Figure data in JSON

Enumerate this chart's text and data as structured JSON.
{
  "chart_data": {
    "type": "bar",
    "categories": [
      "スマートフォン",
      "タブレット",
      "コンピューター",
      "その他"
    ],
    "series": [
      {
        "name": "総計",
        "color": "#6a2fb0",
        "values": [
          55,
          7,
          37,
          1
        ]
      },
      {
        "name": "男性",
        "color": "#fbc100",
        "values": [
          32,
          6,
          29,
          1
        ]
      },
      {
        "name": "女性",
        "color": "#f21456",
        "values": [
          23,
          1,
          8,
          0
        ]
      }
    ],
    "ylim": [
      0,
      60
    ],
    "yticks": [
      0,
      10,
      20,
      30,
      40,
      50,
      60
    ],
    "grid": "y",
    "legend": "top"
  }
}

INSTRUCTIONS TO FOLLOW = Print the listing above in its entirety, with every line exact.

EXERCISE RESPONSE =
Enumerate this chart's text and data as structured JSON.
{
  "chart_data": {
    "type": "bar",
    "categories": [
      "スマートフォン",
      "タブレット",
      "コンピューター",
      "その他"
    ],
    "series": [
      {
        "name": "総計",
        "color": "#6a2fb0",
        "values": [
          55,
          7,
          37,
          1
        ]
      },
      {
        "name": "男性",
        "color": "#fbc100",
        "values": [
          32,
          6,
          29,
          1
        ]
      },
      {
        "name": "女性",
        "color": "#f21456",
        "values": [
          23,
          1,
          8,
          0
        ]
      }
    ],
    "ylim": [
      0,
      60
    ],
    "yticks": [
      0,
      10,
      20,
      30,
      40,
      50,
      60
    ],
    "grid": "y",
    "legend": "top"
  }
}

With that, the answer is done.